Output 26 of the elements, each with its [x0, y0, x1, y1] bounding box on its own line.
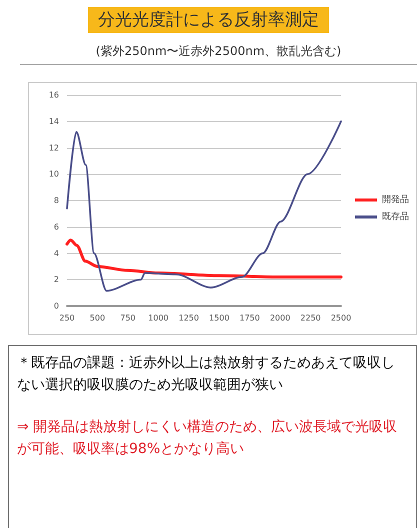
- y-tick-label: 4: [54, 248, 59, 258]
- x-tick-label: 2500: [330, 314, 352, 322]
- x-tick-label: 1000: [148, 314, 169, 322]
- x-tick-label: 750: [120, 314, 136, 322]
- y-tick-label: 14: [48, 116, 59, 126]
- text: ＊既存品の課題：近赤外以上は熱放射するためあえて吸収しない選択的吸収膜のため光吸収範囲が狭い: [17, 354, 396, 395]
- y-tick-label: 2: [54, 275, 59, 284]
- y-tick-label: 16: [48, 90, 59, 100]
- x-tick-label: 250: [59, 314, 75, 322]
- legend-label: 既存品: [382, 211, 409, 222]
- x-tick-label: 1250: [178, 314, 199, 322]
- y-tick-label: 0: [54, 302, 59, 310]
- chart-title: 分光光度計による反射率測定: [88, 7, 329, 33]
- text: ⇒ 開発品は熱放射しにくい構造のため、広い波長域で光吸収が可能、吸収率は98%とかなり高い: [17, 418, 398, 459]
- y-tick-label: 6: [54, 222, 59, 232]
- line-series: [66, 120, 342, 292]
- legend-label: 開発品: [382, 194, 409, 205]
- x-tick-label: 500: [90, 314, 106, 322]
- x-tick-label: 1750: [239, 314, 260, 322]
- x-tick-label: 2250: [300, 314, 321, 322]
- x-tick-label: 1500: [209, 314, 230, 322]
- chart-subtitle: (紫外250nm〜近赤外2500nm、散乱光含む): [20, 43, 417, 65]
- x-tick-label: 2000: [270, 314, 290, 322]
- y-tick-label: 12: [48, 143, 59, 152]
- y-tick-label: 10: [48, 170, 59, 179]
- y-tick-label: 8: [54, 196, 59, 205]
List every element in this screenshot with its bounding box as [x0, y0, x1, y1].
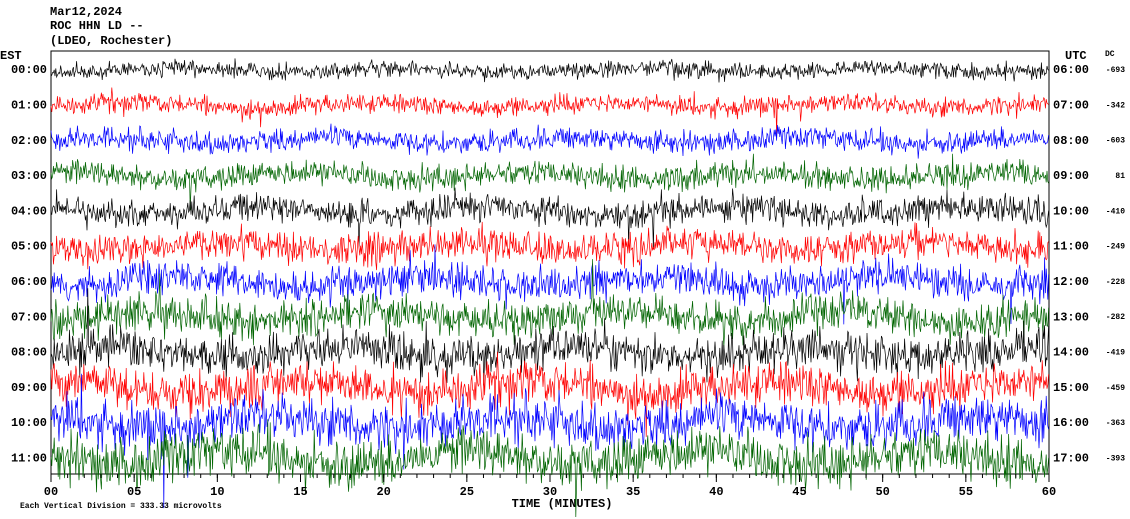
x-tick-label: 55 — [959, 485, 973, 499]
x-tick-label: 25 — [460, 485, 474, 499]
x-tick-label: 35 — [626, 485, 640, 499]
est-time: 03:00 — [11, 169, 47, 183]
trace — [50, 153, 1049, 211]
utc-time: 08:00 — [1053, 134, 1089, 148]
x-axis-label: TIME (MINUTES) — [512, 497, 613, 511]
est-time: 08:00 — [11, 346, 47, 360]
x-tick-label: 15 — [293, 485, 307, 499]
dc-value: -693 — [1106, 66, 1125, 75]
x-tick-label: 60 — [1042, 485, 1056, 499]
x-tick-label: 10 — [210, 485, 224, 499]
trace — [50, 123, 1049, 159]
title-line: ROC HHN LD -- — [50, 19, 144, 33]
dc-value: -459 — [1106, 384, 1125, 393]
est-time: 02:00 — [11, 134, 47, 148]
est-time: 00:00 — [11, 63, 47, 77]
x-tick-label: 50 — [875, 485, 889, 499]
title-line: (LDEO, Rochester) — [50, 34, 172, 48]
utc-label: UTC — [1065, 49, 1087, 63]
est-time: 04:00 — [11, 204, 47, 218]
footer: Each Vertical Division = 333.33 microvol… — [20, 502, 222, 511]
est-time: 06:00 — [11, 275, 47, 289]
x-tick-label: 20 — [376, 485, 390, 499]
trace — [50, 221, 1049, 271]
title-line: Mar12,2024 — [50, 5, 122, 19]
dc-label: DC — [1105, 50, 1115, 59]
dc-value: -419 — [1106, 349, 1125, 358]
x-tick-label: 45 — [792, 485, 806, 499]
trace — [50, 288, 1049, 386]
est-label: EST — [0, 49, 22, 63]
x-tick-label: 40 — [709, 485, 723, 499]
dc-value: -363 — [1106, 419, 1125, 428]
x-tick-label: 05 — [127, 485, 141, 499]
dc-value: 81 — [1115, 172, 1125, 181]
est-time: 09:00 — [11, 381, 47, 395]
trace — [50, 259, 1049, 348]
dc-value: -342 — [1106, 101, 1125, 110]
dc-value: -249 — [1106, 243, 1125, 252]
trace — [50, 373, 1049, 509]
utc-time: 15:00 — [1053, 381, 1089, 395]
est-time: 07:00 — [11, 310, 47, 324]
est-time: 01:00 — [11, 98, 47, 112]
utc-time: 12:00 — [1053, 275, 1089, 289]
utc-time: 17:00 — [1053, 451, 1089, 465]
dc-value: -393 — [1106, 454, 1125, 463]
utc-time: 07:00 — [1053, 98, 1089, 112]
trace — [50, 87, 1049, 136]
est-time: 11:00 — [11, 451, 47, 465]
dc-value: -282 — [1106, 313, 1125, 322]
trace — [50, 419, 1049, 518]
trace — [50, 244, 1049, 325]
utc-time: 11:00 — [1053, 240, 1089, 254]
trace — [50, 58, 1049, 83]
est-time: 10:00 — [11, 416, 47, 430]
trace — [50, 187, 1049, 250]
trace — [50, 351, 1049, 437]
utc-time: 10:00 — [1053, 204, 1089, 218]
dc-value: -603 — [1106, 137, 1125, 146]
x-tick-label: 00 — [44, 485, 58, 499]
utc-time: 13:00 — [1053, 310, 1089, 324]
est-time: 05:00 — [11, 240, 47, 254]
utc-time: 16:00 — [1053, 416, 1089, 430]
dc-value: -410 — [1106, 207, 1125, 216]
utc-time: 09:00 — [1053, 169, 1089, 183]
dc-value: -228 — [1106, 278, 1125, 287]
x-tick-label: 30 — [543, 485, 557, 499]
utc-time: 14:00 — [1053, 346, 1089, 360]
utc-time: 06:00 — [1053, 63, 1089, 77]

--

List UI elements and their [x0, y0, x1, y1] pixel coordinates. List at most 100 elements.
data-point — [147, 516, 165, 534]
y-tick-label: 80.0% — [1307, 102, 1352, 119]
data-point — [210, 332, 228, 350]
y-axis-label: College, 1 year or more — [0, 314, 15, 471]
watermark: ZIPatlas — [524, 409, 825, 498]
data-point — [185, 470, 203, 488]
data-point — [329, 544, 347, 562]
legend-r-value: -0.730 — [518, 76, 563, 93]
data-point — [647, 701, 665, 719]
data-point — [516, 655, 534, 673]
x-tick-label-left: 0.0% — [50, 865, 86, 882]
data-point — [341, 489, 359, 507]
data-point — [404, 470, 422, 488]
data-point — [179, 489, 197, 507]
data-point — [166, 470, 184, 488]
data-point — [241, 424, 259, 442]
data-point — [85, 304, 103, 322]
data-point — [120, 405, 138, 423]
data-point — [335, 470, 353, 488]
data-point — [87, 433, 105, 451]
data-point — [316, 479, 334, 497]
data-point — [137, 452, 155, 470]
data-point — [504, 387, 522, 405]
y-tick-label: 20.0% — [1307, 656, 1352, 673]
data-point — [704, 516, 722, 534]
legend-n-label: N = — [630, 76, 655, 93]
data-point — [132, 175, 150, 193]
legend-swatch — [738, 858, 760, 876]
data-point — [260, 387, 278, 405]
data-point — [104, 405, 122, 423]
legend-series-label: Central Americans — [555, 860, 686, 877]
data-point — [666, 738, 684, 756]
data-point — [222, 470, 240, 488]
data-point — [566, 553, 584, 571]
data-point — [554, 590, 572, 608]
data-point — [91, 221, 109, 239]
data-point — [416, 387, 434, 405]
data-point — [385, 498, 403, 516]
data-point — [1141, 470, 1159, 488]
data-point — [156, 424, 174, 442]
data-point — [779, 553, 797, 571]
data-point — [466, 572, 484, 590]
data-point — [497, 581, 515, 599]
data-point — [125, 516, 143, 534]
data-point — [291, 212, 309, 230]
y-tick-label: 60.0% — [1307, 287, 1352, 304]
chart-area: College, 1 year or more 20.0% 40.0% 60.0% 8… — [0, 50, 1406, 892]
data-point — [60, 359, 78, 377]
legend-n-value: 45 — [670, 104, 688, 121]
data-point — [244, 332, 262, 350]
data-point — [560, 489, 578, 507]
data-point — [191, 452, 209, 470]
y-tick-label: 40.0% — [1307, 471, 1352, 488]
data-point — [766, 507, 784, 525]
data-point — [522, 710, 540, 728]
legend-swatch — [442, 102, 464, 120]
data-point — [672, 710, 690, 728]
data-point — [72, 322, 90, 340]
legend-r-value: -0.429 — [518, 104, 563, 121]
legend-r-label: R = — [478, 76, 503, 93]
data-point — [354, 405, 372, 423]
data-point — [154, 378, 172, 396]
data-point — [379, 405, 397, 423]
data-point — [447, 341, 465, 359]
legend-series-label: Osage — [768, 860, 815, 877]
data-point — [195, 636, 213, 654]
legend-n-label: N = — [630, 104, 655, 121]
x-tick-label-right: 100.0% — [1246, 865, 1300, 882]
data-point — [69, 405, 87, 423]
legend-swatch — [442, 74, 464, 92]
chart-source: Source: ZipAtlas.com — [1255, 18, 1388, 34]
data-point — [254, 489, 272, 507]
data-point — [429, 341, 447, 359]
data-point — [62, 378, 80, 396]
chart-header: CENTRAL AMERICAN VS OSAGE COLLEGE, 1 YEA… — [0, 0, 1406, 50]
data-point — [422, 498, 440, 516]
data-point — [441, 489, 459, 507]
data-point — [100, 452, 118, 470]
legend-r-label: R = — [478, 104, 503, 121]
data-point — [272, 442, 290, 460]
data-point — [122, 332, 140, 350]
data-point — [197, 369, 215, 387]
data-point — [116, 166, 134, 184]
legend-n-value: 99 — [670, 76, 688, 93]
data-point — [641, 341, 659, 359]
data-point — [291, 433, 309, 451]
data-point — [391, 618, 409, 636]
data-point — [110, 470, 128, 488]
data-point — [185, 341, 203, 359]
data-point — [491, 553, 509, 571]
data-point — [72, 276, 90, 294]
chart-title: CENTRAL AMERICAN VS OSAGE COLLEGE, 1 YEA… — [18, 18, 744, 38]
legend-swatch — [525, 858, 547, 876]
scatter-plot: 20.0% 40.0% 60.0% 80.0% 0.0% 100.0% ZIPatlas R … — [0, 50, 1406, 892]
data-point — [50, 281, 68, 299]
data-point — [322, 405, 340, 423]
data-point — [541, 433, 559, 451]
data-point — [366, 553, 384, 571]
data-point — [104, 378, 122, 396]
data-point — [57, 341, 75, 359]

...

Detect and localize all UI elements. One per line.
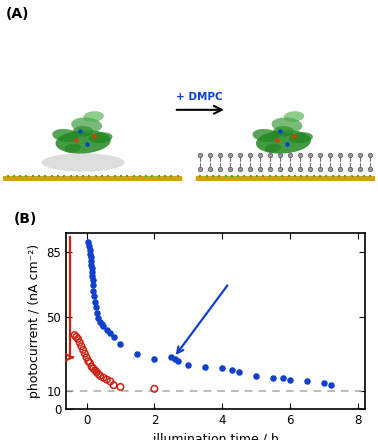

> **WORK TO DO**
Update the stretch of entries that starts with the line containing "Output 26 of" and ends with the line containing "- x-tick-label: 1250: [178, 314, 199, 322]": swap "x-tick-label" for "x-axis-tick" and keep everything else the same. Omit the pictures.

> **TASK RESULT**
Output 26 of the elements, each with its [x0, y0, x1, y1] bounding box on its own line.
- y-tick-label: 4: [54, 248, 59, 258]
- x-axis-tick: 2500: [330, 314, 352, 322]
- x-axis-tick: 1000: [148, 314, 169, 322]
- x-axis-tick: 750: [120, 314, 136, 322]
- y-tick-label: 14: [48, 116, 59, 126]
- text: ＊既存品の課題：近赤外以上は熱放射するためあえて吸収しない選択的吸収膜のため光吸収範囲が狭い: [17, 354, 396, 395]
- y-tick-label: 2: [54, 275, 59, 284]
- y-tick-label: 16: [48, 90, 59, 100]
- x-axis-tick: 250: [59, 314, 75, 322]
- legend-label: 既存品: [382, 211, 409, 222]
- x-axis-tick: 1250: [178, 314, 199, 322]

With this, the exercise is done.